▸ WORK TO DO
How many lines in the records below contain the word "SaveChangesAsync"? Give only the number.

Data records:

(begin)

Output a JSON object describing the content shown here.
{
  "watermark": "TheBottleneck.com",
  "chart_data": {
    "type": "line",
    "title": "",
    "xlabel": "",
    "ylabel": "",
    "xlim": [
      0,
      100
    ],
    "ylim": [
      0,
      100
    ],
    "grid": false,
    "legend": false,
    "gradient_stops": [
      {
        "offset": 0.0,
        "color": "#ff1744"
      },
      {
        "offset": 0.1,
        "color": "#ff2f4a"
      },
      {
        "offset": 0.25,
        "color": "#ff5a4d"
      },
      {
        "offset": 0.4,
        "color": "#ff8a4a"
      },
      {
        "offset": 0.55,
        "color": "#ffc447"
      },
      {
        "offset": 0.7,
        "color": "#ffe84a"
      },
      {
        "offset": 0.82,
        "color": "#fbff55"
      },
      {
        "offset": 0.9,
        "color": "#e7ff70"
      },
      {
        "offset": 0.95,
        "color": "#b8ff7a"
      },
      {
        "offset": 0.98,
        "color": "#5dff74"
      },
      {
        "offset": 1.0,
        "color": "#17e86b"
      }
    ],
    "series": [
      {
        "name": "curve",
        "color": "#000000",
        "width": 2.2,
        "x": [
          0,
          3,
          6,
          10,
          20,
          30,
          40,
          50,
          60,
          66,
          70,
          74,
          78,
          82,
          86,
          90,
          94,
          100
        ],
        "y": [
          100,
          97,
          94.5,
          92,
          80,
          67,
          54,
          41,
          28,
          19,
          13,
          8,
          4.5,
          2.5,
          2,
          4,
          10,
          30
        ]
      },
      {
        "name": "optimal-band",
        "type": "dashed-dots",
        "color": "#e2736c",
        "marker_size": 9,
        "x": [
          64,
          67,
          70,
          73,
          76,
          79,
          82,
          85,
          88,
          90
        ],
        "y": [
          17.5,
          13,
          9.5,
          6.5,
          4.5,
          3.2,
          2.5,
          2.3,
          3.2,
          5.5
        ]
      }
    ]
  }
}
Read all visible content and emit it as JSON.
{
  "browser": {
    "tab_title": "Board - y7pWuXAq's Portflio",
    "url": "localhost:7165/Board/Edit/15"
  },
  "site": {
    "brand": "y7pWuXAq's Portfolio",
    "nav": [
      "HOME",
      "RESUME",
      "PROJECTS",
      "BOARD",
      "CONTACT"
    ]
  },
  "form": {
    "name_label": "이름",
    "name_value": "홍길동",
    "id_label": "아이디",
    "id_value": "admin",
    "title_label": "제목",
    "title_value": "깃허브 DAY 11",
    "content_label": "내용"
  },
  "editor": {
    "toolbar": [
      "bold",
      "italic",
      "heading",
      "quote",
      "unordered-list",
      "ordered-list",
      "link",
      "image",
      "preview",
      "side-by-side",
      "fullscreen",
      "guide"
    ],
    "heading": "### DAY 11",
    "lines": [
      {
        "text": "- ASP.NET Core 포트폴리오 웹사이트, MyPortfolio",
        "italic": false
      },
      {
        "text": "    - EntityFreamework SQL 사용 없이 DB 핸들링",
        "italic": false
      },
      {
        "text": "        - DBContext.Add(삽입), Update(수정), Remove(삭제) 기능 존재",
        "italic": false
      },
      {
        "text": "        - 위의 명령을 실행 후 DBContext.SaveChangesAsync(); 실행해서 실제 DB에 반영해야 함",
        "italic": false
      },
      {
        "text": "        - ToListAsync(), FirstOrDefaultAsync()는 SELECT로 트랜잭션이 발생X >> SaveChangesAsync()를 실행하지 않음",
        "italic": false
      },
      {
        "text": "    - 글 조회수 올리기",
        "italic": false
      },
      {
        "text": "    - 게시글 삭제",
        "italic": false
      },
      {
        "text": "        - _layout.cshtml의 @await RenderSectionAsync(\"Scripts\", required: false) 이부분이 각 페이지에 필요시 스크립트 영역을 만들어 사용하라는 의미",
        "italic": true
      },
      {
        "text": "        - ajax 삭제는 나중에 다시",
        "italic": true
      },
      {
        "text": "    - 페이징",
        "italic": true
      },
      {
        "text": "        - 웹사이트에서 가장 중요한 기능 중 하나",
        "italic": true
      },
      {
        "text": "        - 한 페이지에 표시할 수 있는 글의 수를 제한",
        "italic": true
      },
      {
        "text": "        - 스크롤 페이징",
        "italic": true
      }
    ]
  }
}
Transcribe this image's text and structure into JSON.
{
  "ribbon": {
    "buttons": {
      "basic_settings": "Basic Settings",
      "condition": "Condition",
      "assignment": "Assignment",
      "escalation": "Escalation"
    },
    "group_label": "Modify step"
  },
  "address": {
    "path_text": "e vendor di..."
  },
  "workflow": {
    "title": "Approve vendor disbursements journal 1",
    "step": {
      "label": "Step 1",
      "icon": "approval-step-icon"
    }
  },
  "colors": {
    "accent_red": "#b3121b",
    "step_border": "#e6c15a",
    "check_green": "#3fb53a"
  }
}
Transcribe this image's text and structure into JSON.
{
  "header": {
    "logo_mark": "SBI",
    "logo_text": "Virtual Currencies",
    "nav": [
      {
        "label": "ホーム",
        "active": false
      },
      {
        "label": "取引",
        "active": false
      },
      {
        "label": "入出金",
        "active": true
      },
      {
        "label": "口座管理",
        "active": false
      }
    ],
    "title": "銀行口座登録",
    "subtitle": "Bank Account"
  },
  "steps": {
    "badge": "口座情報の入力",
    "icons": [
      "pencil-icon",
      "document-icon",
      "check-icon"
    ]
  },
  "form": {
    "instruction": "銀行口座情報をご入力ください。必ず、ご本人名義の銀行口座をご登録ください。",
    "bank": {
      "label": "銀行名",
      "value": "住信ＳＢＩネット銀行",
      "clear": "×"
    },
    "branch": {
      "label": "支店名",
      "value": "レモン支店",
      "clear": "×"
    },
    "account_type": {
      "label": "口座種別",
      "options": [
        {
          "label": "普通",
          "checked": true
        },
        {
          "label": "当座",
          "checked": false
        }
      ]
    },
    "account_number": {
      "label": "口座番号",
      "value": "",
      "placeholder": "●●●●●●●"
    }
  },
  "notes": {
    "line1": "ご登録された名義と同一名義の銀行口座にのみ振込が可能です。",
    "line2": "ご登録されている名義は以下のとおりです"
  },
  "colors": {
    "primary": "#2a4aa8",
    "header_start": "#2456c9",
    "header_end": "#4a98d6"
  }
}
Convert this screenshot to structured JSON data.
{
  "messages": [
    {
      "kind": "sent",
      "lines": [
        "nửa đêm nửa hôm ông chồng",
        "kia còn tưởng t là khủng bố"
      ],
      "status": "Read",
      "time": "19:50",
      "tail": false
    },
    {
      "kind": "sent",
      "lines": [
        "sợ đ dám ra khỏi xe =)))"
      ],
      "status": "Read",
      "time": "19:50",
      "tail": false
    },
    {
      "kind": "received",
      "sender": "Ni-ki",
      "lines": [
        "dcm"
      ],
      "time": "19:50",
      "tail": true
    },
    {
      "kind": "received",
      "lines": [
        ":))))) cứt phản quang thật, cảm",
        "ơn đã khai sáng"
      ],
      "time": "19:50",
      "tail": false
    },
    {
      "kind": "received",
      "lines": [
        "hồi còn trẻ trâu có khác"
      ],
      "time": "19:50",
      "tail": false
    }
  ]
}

(end)

▸ TASK RESULT
2